— START —
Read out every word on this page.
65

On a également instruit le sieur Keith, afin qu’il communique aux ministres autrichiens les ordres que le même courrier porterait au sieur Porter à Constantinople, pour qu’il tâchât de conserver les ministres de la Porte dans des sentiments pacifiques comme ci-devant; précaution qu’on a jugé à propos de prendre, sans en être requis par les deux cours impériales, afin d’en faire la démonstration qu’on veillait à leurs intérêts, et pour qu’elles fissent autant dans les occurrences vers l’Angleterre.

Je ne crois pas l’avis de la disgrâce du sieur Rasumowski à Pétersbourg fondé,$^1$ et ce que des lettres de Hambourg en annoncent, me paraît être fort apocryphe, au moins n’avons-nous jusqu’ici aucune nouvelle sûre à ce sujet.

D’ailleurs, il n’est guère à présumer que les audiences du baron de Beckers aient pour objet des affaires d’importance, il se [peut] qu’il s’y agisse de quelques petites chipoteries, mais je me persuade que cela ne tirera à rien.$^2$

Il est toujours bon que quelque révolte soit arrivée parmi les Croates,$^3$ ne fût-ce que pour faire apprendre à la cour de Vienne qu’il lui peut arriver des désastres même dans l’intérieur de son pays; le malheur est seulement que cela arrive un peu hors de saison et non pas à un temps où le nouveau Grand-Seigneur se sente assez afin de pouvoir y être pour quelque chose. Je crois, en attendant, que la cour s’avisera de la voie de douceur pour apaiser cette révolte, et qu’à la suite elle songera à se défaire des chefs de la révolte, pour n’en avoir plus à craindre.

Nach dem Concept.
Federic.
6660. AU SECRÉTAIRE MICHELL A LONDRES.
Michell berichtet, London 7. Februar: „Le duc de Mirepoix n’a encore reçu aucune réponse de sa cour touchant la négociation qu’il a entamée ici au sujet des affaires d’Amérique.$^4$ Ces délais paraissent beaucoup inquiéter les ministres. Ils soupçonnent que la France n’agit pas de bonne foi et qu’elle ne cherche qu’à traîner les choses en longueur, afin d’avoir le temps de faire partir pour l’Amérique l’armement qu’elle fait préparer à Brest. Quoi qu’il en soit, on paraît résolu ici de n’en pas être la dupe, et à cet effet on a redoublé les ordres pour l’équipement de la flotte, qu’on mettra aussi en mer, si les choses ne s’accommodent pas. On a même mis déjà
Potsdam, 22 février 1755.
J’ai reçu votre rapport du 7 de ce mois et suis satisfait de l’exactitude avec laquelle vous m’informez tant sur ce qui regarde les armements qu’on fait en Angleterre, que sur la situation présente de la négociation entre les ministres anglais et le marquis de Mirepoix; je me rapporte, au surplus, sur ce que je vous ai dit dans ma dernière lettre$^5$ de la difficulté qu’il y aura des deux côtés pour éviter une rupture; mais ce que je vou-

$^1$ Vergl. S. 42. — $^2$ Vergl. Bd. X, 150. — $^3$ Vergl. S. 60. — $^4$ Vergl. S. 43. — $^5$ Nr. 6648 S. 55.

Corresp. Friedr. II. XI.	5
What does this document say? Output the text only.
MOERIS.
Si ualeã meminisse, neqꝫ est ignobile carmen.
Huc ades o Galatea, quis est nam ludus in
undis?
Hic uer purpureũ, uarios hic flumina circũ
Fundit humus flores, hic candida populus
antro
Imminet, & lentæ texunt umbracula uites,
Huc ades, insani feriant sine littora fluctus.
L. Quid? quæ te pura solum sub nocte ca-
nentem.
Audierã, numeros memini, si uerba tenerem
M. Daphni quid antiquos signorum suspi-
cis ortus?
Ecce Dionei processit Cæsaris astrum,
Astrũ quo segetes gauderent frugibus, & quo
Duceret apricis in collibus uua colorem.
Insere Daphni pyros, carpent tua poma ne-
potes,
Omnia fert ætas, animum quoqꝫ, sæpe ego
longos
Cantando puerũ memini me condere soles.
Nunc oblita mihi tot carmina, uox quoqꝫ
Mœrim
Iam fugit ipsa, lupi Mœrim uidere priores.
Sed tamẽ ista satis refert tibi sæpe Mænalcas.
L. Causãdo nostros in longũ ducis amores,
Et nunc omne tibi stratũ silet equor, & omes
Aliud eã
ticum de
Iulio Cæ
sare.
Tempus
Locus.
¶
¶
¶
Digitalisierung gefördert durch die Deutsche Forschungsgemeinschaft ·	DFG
— END —
## Exercise requirements
Return every line exactly.

## In response
Read out every word on this page.
65

On a également instruit le sieur Keith, afin qu’il communique aux ministres autrichiens les ordres que le même courrier porterait au sieur Porter à Constantinople, pour qu’il tâchât de conserver les ministres de la Porte dans des sentiments pacifiques comme ci-devant; précaution qu’on a jugé à propos de prendre, sans en être requis par les deux cours impériales, afin d’en faire la démonstration qu’on veillait à leurs intérêts, et pour qu’elles fissent autant dans les occurrences vers l’Angleterre.

Je ne crois pas l’avis de la disgrâce du sieur Rasumowski à Pétersbourg fondé,$^1$ et ce que des lettres de Hambourg en annoncent, me paraît être fort apocryphe, au moins n’avons-nous jusqu’ici aucune nouvelle sûre à ce sujet.

D’ailleurs, il n’est guère à présumer que les audiences du baron de Beckers aient pour objet des affaires d’importance, il se [peut] qu’il s’y agisse de quelques petites chipoteries, mais je me persuade que cela ne tirera à rien.$^2$

Il est toujours bon que quelque révolte soit arrivée parmi les Croates,$^3$ ne fût-ce que pour faire apprendre à la cour de Vienne qu’il lui peut arriver des désastres même dans l’intérieur de son pays; le malheur est seulement que cela arrive un peu hors de saison et non pas à un temps où le nouveau Grand-Seigneur se sente assez afin de pouvoir y être pour quelque chose. Je crois, en attendant, que la cour s’avisera de la voie de douceur pour apaiser cette révolte, et qu’à la suite elle songera à se défaire des chefs de la révolte, pour n’en avoir plus à craindre.

Nach dem Concept.
Federic.
6660. AU SECRÉTAIRE MICHELL A LONDRES.
Michell berichtet, London 7. Februar: „Le duc de Mirepoix n’a encore reçu aucune réponse de sa cour touchant la négociation qu’il a entamée ici au sujet des affaires d’Amérique.$^4$ Ces délais paraissent beaucoup inquiéter les ministres. Ils soupçonnent que la France n’agit pas de bonne foi et qu’elle ne cherche qu’à traîner les choses en longueur, afin d’avoir le temps de faire partir pour l’Amérique l’armement qu’elle fait préparer à Brest. Quoi qu’il en soit, on paraît résolu ici de n’en pas être la dupe, et à cet effet on a redoublé les ordres pour l’équipement de la flotte, qu’on mettra aussi en mer, si les choses ne s’accommodent pas. On a même mis déjà
Potsdam, 22 février 1755.
J’ai reçu votre rapport du 7 de ce mois et suis satisfait de l’exactitude avec laquelle vous m’informez tant sur ce qui regarde les armements qu’on fait en Angleterre, que sur la situation présente de la négociation entre les ministres anglais et le marquis de Mirepoix; je me rapporte, au surplus, sur ce que je vous ai dit dans ma dernière lettre$^5$ de la difficulté qu’il y aura des deux côtés pour éviter une rupture; mais ce que je vou-

$^1$ Vergl. S. 42. — $^2$ Vergl. Bd. X, 150. — $^3$ Vergl. S. 60. — $^4$ Vergl. S. 43. — $^5$ Nr. 6648 S. 55.

Corresp. Friedr. II. XI.	5
What does this document say? Output the text only.
MOERIS.
Si ualeã meminisse, neqꝫ est ignobile carmen.
Huc ades o Galatea, quis est nam ludus in
undis?
Hic uer purpureũ, uarios hic flumina circũ
Fundit humus flores, hic candida populus
antro
Imminet, & lentæ texunt umbracula uites,
Huc ades, insani feriant sine littora fluctus.
L. Quid? quæ te pura solum sub nocte ca-
nentem.
Audierã, numeros memini, si uerba tenerem
M. Daphni quid antiquos signorum suspi-
cis ortus?
Ecce Dionei processit Cæsaris astrum,
Astrũ quo segetes gauderent frugibus, & quo
Duceret apricis in collibus uua colorem.
Insere Daphni pyros, carpent tua poma ne-
potes,
Omnia fert ætas, animum quoqꝫ, sæpe ego
longos
Cantando puerũ memini me condere soles.
Nunc oblita mihi tot carmina, uox quoqꝫ
Mœrim
Iam fugit ipsa, lupi Mœrim uidere priores.
Sed tamẽ ista satis refert tibi sæpe Mænalcas.
L. Causãdo nostros in longũ ducis amores,
Et nunc omne tibi stratũ silet equor, & omes
Aliud eã
ticum de
Iulio Cæ
sare.
Tempus
Locus.
¶
¶
¶
Digitalisierung gefördert durch die Deutsche Forschungsgemeinschaft ·	DFG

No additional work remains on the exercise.